• _TEXTE PROPOSÉ_

Pour une fois, pas de corvée d’épluchure à l’arrivée, il n’y avait plus de pommes de terre. Mais plus tard dans la matinée une association nous en a fait don de quatre caisses ! Les cuisinières ont préparé du riz (beaucoup car les migrants étaient très nombreux sur les deux camps mardi dernier), un mélange de légumes et de la viande en sauce. Du thé et des bananes complétaient le repas.

Quatre bénévoles sont descendus au tri des vêtements. Heureusement que nous étions quatre, parce qu’il y avait eu un gros arrivage ! Une bénévole a préparé aussi les affaires pour les douches de demain et nous avons, elle et moi, avancé le tri et le rangement des chaussures.

A Grande-Synthe, il n’y avait pas beaucoup de monde (nous avons donné 19 repas) : la police était passée et avait emmené une bonne partie des habitants de la jungle (deux ou quatre camionnettes de police, nous n’avons pas toutes entendu la même chose…), en particulier ils avaient pris un Afghan qui devait rentrer à Kaboul et à qui une bénévole devait donner ses billets pour repartir. Par chance, nous avons su plus tard au téléphone qu’elle l’avait par hasard rencontré à Calais… Il faisait beau et l’ambiance était détendue mais pas très solidaire : ils n’ont pas voulu prendre de boîtes de nourriture pour les absents, juste suggéré que nous allions leur porter à la police… Il y avait des nouveaux, en particulier une dame avec sa grande fille (jeune adulte) et un petit garçon d’un mois (né en Iran mais la maman nous a expliqué qu’elle avait eu ses empreintes prises par la police en France il y a six mois… Pas très clair mais la barrière de la langue empêchait une conversation fluide). Elles voulaient voir le médecin et une bénévole les a emmenées à Téteghem. Par contre un homme qui voulait aussi une consultation médicale n’était plus là quand elle est revenue chercher les malades. Il y avait beaucoup de toux et de maux de gorge !

• _CONSIGNE A_
Résumez le compte rendu en deux phrases.
• _CONSIGNE B_
Extrayez du compte rendu, sans rien modifier, le passage qui commence à « Pour une fois, pas » et se termine à « complétaient le repas. ».
Les entrées ci-après sont tirées d'une autre source.

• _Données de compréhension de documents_
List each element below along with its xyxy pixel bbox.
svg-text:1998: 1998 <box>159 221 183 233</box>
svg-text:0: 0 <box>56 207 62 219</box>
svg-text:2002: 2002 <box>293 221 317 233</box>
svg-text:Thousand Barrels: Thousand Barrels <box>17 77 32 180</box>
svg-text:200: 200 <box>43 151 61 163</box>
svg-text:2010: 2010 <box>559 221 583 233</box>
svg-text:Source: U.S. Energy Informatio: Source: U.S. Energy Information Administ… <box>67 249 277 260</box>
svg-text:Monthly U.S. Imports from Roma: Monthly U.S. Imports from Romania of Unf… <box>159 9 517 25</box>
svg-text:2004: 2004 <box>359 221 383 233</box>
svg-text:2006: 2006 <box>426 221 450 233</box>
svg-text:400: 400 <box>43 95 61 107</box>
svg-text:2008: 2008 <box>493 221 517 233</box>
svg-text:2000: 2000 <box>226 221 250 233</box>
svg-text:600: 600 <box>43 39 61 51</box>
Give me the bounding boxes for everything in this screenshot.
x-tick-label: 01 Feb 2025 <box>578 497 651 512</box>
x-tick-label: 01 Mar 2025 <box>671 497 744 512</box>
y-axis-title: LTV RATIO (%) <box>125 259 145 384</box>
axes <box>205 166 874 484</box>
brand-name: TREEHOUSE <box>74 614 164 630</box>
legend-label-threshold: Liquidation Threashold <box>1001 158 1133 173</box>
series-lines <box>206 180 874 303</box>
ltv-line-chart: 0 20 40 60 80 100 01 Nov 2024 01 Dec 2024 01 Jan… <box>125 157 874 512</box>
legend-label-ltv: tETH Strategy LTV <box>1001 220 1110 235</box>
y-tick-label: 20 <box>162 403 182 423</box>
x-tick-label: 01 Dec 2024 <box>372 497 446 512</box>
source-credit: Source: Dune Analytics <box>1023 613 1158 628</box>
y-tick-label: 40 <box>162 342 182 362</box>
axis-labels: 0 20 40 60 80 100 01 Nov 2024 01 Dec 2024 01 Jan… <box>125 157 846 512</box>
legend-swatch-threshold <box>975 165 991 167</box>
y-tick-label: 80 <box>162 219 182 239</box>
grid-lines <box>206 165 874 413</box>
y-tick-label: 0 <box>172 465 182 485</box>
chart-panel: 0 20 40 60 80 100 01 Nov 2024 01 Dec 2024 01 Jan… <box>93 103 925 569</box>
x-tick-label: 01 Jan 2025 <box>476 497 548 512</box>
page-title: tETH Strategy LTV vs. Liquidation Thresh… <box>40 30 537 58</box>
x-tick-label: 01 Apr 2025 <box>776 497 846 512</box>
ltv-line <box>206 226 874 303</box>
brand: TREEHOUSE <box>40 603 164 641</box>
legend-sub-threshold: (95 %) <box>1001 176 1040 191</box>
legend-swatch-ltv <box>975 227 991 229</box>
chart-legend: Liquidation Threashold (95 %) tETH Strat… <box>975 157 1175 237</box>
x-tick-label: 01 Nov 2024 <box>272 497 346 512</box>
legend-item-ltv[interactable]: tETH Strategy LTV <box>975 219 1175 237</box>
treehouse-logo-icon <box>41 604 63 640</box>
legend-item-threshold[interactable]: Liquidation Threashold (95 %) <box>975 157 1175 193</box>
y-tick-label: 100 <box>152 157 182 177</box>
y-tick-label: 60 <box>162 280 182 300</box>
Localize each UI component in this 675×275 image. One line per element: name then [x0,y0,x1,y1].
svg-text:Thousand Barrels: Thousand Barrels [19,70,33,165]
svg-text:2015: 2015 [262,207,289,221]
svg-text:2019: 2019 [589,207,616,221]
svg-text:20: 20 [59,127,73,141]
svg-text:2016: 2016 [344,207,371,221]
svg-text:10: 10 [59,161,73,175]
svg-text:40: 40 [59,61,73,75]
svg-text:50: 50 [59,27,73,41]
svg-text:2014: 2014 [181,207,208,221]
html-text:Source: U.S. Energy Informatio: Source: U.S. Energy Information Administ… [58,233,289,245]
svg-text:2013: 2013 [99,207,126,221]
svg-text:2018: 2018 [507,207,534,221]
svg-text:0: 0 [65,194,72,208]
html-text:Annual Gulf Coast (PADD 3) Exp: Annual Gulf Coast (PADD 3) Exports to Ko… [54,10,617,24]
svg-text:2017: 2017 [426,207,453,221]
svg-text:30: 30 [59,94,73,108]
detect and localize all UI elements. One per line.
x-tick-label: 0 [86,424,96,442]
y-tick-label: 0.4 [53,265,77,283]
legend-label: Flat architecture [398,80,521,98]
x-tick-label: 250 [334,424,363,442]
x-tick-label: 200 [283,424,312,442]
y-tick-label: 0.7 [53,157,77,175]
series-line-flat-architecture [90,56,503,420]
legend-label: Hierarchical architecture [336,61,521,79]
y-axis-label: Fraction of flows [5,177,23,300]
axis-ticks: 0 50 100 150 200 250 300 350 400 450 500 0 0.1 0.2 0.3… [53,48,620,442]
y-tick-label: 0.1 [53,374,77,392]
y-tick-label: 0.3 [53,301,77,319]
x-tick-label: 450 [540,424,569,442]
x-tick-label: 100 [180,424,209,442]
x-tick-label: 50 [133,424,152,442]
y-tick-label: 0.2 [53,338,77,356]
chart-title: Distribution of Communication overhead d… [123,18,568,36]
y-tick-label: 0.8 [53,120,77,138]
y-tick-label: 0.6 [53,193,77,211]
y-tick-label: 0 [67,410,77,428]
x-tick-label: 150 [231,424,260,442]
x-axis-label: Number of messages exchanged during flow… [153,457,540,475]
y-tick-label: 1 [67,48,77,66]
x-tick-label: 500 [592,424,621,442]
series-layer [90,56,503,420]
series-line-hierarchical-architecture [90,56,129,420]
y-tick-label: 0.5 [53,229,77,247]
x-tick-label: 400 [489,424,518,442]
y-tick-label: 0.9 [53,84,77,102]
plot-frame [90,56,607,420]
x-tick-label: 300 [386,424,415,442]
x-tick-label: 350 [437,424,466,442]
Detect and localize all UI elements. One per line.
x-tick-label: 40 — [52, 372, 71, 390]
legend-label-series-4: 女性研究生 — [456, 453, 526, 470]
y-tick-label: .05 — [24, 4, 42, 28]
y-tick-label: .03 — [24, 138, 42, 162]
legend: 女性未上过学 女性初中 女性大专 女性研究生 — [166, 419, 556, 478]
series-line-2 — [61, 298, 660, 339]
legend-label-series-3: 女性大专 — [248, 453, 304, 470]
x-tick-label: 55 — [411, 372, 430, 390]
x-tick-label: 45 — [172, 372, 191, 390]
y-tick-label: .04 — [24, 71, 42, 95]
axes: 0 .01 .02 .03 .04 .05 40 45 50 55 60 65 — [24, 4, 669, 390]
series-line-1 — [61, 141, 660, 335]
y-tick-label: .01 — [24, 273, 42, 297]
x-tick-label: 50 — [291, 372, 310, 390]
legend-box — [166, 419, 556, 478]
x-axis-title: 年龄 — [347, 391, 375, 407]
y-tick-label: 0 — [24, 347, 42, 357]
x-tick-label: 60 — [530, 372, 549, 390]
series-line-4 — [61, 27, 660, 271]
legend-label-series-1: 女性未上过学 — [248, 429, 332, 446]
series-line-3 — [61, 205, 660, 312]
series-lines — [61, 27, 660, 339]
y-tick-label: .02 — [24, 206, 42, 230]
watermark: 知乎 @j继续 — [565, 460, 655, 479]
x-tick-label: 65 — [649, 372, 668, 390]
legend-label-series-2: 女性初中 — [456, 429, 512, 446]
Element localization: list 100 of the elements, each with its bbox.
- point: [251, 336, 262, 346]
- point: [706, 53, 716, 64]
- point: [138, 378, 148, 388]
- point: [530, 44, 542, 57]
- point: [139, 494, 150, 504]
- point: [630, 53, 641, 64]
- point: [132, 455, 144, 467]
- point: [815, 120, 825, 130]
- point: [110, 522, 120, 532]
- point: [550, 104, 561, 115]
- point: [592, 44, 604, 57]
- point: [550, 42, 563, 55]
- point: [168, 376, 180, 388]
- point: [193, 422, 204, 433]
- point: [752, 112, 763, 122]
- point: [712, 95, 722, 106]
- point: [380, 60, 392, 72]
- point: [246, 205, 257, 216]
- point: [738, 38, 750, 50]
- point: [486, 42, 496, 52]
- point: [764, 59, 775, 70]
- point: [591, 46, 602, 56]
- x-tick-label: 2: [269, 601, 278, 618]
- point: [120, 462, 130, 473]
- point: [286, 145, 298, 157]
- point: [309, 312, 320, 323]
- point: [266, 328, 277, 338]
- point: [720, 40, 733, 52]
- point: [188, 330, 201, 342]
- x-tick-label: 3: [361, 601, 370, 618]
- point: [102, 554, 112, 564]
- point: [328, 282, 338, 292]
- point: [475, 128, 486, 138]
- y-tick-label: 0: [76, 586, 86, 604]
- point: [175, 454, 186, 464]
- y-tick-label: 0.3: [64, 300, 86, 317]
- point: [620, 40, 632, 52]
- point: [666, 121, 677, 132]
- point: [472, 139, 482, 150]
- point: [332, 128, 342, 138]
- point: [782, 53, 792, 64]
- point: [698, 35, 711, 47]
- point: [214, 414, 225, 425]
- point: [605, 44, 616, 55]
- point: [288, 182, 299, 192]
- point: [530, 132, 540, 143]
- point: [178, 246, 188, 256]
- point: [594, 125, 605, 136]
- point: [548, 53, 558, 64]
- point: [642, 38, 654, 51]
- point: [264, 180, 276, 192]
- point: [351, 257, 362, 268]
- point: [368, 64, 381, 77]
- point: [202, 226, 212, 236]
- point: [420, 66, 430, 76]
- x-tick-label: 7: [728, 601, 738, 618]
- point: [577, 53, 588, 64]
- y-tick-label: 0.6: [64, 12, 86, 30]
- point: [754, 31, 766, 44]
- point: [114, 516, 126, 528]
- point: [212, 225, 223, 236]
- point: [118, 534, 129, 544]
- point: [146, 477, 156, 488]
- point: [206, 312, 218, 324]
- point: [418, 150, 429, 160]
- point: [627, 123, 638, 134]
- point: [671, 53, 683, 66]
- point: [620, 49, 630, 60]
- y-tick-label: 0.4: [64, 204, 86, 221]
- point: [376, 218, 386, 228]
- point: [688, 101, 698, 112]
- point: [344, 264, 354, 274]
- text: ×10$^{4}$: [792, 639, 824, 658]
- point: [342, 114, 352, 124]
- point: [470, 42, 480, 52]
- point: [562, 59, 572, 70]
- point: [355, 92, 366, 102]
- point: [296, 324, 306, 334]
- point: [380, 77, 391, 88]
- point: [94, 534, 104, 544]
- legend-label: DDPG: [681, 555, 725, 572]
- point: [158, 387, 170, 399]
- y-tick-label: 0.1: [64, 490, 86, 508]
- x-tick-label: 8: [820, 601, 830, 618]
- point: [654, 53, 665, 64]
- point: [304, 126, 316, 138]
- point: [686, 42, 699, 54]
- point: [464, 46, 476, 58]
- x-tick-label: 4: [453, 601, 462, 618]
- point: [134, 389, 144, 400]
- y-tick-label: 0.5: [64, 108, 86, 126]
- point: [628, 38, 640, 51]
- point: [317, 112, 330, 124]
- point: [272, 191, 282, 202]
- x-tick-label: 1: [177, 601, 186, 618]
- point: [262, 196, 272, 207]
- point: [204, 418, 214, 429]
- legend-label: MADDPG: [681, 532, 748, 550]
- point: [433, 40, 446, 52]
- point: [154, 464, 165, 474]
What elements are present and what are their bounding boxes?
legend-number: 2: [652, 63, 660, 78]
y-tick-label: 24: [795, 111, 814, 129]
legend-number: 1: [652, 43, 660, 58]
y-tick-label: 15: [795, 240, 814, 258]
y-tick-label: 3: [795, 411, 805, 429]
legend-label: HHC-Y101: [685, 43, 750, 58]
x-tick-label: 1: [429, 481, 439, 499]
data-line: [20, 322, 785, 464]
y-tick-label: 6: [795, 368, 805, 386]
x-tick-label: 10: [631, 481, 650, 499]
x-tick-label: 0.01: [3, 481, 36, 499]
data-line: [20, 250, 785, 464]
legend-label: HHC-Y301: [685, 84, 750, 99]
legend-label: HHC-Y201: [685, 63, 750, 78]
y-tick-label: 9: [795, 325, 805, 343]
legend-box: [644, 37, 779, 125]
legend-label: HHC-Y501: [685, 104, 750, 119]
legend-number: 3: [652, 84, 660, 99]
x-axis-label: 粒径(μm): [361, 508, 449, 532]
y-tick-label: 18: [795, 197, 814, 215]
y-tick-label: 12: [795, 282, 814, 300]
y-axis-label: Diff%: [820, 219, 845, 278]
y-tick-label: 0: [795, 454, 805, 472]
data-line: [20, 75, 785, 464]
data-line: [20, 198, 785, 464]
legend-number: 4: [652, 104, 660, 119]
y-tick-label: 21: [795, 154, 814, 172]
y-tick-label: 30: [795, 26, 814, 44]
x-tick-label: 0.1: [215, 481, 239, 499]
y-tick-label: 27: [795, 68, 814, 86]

• _RÉPONSE ATTENDUE A_
Les cuisinières ont préparé du riz, un mélange de légumes et de la viande en sauce, complétés par du thé et des bananes, pendant que quatre bénévoles triaient les vêtements d'un gros arrivage. À Grande-Synthe, il y avait peu de monde (19 repas donnés) parce que la police avait emmené une bonne partie des habitants de la jungle, et une bénévole a conduit chez le médecin, à Téteghem, une dame arrivée avec sa grande fille et un petit garçon d'un mois.

• _RÉPONSE ATTENDUE B_
Pour une fois, pas de corvée d’épluchure à l’arrivée, il n’y avait plus de pommes de terre. Mais plus tard dans la matinée une association nous en a fait don de quatre caisses ! Les cuisinières ont préparé du riz (beaucoup car les migrants étaient très nombreux sur les deux camps mardi dernier), un mélange de légumes et de la viande en sauce. Du thé et des bananes complétaient le repas.